> AIM
Find the lines of data that contain the string "coefficient", then list them.

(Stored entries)
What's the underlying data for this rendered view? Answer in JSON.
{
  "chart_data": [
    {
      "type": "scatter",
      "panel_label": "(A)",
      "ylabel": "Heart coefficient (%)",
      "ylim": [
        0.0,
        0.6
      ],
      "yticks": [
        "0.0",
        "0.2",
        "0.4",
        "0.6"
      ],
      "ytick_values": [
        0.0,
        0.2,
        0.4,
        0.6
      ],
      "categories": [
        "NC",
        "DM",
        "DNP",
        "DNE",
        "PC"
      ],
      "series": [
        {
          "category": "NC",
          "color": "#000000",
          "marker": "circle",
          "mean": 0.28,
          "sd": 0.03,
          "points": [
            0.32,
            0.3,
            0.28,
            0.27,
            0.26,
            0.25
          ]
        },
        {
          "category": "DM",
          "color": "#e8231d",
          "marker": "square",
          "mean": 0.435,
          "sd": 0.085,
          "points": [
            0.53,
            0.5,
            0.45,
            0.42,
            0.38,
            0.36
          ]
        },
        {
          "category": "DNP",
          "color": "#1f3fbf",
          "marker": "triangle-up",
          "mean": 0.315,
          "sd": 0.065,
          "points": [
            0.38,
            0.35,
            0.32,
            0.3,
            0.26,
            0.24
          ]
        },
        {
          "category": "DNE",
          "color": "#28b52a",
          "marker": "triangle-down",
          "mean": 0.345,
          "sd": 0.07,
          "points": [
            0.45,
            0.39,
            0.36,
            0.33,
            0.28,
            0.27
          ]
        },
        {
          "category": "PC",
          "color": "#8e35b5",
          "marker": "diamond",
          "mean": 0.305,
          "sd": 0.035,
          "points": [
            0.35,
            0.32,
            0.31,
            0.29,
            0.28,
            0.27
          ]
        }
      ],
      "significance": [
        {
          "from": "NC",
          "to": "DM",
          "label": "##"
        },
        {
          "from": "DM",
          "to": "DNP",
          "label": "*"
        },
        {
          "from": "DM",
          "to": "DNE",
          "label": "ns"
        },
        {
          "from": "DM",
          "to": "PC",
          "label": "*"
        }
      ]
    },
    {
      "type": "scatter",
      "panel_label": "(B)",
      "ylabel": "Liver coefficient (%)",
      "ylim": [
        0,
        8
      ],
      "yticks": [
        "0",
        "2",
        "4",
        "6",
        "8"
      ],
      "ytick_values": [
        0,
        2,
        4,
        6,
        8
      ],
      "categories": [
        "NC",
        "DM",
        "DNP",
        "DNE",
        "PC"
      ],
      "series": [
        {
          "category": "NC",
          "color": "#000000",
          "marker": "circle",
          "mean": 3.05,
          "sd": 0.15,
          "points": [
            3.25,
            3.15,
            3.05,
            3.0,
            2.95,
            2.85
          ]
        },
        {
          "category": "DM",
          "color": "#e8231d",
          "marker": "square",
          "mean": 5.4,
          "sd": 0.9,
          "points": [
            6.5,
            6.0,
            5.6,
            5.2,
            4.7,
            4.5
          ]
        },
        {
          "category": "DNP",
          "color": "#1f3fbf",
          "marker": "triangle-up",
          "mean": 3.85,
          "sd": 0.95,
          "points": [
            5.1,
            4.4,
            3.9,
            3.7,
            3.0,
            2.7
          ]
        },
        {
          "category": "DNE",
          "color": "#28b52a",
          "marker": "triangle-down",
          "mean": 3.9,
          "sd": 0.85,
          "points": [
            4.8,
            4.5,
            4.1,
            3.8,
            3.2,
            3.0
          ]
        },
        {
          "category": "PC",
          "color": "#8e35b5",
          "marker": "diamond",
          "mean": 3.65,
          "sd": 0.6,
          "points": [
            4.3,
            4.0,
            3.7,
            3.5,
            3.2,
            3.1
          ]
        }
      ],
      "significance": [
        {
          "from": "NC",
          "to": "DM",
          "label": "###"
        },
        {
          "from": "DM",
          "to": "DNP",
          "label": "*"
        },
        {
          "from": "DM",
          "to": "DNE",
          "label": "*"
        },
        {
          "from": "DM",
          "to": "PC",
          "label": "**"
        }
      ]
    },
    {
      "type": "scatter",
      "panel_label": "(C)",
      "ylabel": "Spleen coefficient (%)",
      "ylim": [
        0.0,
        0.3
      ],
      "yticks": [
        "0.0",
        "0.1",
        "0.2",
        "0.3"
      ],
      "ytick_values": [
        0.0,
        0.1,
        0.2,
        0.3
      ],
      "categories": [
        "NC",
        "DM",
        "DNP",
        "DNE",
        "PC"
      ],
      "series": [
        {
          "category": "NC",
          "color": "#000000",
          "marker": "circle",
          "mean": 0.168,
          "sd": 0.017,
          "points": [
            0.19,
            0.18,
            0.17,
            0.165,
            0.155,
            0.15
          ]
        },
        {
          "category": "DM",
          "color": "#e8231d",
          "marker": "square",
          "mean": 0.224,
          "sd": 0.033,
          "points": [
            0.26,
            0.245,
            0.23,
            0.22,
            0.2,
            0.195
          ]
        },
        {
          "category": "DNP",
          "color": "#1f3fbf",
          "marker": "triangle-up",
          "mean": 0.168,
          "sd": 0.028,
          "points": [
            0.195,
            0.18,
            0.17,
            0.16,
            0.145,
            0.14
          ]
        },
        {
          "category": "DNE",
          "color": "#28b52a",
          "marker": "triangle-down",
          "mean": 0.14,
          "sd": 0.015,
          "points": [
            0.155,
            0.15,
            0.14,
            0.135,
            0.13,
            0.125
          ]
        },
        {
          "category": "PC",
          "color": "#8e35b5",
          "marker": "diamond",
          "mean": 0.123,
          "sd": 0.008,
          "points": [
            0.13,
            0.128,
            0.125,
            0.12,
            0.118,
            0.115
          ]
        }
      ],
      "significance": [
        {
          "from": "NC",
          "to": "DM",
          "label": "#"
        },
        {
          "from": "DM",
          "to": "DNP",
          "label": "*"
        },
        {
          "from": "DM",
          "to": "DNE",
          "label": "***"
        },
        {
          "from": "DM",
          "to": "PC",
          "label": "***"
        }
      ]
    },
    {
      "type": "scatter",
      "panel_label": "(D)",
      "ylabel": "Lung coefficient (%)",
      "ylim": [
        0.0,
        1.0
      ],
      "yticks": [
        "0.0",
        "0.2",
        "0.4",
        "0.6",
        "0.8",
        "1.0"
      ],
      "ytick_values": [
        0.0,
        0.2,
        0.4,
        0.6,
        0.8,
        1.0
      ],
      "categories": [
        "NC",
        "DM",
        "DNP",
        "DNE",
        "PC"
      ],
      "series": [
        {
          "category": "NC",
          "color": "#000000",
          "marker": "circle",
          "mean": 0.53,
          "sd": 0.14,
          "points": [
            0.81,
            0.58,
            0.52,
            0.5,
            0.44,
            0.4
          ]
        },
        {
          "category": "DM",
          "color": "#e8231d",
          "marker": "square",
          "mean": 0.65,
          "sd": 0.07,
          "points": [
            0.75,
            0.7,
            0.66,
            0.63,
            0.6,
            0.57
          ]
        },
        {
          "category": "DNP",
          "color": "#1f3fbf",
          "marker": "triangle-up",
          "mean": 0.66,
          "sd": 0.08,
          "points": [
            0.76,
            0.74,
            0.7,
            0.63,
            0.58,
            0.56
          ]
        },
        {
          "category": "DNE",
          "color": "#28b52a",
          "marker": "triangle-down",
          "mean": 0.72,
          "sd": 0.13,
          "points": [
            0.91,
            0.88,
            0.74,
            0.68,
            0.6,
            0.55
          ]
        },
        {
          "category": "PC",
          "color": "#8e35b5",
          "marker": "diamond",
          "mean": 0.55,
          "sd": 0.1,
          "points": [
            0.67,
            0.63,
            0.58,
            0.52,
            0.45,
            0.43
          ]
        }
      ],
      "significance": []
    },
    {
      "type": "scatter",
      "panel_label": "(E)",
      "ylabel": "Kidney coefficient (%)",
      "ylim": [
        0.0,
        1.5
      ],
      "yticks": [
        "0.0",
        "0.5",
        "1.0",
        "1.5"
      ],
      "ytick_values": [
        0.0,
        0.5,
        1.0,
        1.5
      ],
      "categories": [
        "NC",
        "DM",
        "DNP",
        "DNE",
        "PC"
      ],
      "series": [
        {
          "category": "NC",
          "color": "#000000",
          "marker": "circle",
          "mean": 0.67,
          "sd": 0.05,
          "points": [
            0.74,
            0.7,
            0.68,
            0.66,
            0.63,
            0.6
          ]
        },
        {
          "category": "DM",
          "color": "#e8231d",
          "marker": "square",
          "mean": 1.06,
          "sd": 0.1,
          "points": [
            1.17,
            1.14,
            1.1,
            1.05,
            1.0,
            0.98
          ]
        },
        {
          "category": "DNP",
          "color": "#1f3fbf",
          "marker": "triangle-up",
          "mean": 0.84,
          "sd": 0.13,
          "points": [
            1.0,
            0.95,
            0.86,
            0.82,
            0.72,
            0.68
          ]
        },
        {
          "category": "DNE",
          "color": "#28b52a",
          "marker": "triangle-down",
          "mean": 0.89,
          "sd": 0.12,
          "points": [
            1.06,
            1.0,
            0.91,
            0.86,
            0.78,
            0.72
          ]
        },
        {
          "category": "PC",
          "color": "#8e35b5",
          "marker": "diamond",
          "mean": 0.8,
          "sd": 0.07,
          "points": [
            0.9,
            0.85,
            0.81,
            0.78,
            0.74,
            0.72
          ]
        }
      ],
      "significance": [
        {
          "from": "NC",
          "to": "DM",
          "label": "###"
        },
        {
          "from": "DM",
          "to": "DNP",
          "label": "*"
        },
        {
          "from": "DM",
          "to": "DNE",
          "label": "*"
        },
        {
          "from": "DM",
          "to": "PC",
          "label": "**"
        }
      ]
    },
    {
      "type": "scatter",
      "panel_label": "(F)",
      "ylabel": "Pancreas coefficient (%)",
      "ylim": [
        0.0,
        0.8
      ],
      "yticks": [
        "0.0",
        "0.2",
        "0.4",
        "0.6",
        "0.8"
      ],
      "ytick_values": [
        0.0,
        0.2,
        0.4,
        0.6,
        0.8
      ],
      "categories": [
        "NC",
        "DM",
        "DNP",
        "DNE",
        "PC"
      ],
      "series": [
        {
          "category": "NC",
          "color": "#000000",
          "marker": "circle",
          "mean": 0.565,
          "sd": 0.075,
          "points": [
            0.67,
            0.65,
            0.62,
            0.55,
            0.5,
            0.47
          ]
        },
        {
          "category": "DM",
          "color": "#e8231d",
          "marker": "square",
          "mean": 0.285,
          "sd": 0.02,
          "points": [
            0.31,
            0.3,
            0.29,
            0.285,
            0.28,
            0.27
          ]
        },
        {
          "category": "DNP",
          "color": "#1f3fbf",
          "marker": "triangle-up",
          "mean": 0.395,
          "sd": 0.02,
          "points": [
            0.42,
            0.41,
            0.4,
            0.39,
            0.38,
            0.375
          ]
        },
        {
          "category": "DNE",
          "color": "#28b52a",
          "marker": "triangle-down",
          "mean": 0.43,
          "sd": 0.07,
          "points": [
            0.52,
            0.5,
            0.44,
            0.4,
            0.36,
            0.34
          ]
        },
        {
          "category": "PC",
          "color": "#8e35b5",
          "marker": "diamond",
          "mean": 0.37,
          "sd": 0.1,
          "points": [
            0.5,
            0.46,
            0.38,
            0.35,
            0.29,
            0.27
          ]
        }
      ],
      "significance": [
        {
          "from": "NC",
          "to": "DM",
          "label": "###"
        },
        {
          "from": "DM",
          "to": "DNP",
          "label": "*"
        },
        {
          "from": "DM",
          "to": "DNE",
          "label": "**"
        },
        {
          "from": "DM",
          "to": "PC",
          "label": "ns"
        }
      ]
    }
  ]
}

> WRITTEN SOLUTION
      "ylabel": "Heart coefficient (%)",
      "ylabel": "Liver coefficient (%)",
      "ylabel": "Spleen coefficient (%)",
      "ylabel": "Lung coefficient (%)",
      "ylabel": "Kidney coefficient (%)",
      "ylabel": "Pancreas coefficient (%)",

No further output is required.